-- START OF Supplied records --

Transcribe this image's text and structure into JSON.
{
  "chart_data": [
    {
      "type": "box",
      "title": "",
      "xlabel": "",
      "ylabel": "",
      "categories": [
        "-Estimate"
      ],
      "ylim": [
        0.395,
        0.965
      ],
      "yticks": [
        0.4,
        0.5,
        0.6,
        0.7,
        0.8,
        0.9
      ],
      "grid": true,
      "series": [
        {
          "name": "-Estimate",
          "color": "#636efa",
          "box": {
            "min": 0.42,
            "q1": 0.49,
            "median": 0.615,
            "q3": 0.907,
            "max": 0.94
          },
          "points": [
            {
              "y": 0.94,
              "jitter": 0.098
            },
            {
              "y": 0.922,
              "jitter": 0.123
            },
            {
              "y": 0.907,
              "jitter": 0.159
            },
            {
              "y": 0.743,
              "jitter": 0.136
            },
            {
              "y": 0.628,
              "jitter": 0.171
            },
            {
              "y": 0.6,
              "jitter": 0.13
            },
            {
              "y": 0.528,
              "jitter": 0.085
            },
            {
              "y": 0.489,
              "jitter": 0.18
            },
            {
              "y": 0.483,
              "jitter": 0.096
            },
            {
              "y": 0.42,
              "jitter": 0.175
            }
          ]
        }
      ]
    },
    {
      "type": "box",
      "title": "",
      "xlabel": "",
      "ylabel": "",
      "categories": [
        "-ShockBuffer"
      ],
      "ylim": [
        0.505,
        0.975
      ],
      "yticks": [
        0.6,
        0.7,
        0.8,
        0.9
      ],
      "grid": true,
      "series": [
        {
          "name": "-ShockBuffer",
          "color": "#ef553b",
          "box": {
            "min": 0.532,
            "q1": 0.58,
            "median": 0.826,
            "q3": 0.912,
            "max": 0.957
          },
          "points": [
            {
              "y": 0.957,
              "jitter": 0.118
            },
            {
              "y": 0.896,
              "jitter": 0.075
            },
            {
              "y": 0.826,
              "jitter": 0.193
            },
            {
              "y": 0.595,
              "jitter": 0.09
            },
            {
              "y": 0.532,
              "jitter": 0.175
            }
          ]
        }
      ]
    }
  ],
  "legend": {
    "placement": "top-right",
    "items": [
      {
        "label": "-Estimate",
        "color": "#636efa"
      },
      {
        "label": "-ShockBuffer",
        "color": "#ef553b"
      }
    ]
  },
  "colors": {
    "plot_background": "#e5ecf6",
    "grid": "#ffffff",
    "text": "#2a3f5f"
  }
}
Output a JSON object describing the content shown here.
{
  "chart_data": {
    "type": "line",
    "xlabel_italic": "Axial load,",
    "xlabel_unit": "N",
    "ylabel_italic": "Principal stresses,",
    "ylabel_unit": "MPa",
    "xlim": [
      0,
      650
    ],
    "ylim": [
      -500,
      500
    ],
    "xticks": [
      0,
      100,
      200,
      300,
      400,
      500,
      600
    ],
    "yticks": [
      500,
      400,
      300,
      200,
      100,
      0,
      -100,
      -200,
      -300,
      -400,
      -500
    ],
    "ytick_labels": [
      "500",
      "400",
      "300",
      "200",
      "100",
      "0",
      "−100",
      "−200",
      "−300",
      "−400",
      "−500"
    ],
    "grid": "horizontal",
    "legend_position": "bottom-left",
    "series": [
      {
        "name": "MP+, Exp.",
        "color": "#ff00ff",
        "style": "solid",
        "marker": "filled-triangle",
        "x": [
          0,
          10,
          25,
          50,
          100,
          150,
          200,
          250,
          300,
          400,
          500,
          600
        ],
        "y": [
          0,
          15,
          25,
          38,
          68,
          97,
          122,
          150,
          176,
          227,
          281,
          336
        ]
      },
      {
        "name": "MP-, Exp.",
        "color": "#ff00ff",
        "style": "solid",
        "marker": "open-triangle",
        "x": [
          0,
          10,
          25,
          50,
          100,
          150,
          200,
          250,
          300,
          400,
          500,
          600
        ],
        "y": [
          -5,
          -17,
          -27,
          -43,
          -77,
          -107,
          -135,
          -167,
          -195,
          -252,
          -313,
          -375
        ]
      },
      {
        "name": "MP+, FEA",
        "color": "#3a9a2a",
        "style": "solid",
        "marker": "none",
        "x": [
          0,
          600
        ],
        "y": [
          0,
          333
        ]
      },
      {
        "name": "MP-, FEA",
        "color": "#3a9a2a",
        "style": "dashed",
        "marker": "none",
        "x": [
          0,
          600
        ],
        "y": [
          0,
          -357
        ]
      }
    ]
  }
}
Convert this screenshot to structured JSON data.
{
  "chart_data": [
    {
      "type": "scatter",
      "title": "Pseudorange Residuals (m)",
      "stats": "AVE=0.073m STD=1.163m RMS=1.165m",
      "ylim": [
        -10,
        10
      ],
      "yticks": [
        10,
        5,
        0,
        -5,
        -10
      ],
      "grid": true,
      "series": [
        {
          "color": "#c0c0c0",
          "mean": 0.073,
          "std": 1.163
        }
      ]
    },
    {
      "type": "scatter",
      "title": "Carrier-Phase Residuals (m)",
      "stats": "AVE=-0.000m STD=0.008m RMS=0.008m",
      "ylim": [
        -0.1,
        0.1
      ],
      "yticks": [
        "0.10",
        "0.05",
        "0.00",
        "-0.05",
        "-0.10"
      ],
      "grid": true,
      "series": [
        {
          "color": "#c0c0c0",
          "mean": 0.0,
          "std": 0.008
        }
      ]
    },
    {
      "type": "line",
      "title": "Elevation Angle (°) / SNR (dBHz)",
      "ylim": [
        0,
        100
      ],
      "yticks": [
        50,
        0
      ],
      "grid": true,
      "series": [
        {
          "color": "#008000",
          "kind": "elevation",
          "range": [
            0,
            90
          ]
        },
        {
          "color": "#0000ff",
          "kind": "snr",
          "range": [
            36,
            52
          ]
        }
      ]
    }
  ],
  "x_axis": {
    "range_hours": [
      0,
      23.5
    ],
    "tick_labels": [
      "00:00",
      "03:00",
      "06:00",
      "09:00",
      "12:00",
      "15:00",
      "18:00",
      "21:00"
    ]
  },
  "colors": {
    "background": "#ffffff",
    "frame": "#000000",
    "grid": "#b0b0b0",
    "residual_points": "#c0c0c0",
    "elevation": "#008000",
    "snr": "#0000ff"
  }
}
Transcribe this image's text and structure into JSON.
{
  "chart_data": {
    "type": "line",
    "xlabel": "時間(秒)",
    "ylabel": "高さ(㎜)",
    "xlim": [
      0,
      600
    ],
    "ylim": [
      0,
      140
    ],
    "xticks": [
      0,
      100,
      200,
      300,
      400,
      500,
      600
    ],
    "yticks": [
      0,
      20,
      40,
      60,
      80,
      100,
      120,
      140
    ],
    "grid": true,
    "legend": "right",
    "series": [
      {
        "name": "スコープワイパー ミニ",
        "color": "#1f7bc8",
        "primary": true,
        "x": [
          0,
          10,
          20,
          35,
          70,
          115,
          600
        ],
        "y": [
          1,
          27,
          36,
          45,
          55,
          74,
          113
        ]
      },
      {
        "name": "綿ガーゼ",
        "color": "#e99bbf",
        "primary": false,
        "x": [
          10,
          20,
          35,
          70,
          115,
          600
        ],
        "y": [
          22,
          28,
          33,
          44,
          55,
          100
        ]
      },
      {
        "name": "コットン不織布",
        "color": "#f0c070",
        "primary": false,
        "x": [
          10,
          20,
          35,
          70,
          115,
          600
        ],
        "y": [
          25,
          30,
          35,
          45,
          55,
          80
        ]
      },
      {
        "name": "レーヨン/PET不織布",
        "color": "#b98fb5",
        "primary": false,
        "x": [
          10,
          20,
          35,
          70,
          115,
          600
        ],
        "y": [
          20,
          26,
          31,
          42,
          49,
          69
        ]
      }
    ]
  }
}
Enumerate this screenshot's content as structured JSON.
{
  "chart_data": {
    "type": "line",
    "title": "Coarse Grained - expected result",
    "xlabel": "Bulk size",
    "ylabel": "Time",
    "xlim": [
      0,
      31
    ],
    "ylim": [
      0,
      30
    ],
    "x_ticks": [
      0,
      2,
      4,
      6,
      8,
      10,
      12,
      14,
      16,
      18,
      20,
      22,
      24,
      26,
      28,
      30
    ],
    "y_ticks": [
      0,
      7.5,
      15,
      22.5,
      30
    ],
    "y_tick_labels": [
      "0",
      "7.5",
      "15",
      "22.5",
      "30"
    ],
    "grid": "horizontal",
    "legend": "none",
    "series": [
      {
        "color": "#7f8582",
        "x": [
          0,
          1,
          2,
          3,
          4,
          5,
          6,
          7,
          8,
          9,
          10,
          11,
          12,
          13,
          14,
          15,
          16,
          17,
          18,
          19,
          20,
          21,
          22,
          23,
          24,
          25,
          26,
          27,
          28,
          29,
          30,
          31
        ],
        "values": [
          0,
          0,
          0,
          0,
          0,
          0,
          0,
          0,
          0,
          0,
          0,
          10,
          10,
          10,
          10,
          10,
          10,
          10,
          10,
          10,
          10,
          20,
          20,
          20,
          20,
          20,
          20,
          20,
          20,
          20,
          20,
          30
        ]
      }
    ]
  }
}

-- END OF Supplied records --

What is the number of lines in the data holding the word "Estimate"? Reply with that number only.

Result → 3